• [Brief]
Pull out every line with the word "title" from the entries below.

Stored data:
────────

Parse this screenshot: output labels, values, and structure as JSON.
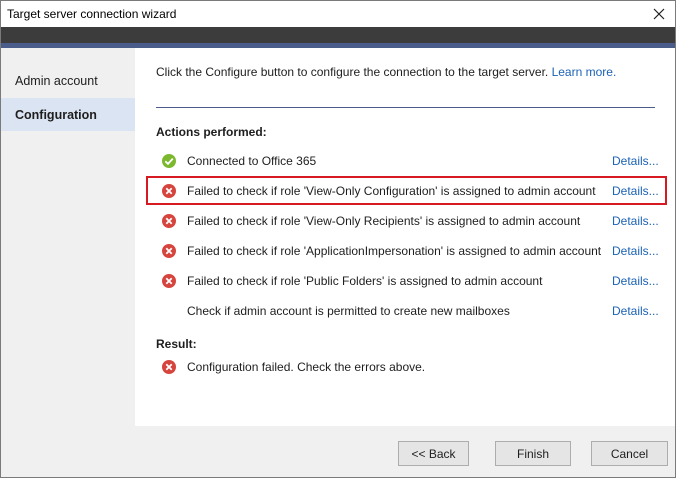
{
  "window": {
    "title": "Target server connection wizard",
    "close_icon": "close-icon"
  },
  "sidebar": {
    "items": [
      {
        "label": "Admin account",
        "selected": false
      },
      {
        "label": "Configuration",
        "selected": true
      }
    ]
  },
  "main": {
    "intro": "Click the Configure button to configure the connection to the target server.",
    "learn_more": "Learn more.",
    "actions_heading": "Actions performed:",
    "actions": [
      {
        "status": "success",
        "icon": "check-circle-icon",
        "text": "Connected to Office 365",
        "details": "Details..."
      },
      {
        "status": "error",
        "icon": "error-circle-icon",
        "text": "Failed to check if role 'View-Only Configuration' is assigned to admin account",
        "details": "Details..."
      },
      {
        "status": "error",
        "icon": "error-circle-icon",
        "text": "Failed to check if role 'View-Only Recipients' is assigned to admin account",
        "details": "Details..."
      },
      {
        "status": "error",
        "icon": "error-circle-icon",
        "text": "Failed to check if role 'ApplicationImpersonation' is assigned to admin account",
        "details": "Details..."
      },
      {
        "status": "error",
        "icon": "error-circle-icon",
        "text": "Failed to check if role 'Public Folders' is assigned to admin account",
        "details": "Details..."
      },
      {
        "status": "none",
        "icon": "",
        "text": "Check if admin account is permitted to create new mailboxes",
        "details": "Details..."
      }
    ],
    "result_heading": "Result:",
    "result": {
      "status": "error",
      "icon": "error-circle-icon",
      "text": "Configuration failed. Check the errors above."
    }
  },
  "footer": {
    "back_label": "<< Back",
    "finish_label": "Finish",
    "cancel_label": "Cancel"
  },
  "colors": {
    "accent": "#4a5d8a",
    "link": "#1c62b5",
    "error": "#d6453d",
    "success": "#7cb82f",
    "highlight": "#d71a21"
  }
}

────────

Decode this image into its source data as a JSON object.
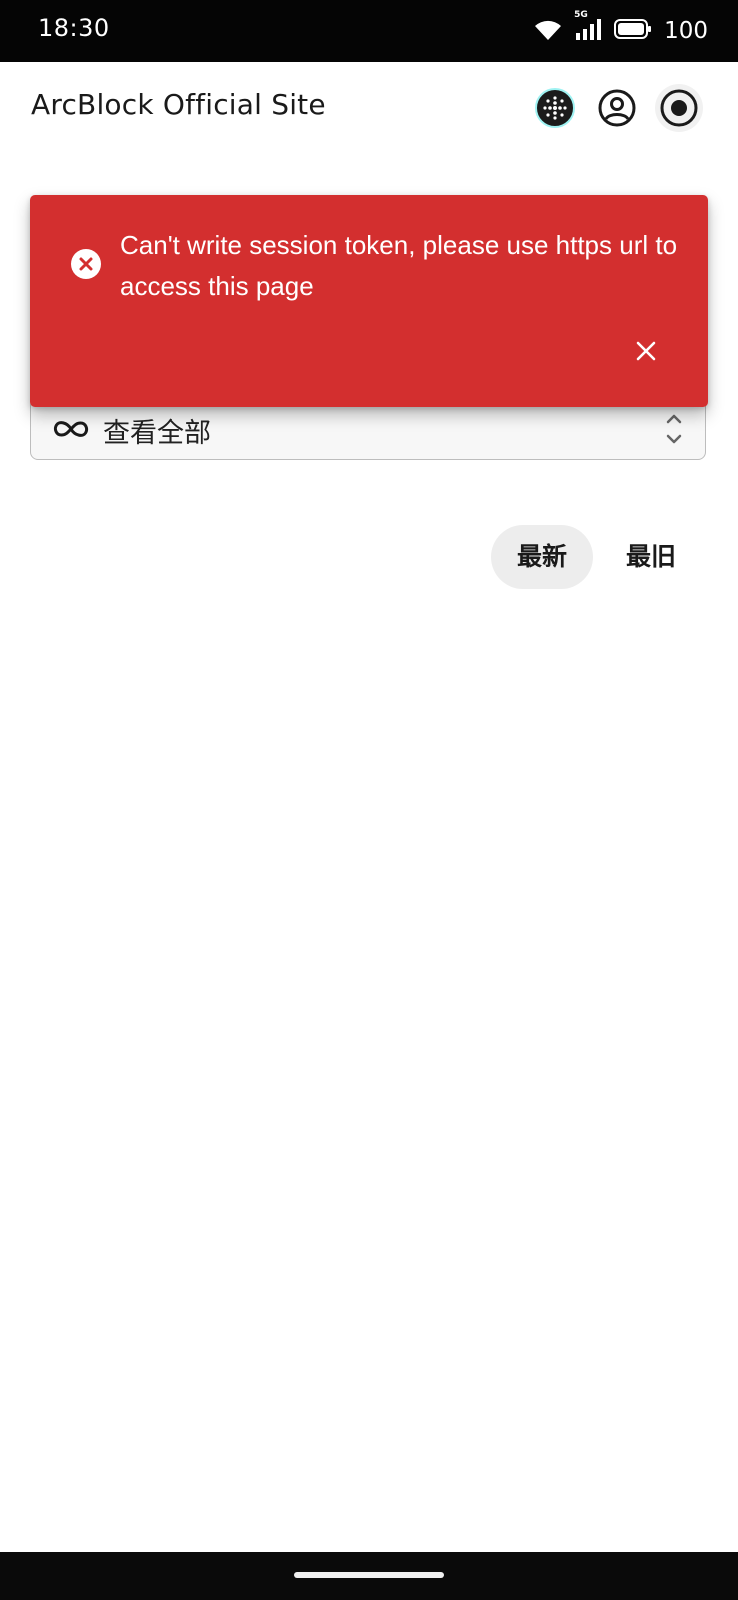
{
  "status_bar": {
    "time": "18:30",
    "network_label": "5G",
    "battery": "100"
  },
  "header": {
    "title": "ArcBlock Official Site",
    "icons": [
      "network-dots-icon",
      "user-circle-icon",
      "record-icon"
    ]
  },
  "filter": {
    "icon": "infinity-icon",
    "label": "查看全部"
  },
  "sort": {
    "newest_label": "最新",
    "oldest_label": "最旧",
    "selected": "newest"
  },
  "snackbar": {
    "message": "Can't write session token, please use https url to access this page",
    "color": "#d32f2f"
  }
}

────────

• [Task result]
    "title": "Target server connection wizard",
    "title": "ArcBlock Official Site",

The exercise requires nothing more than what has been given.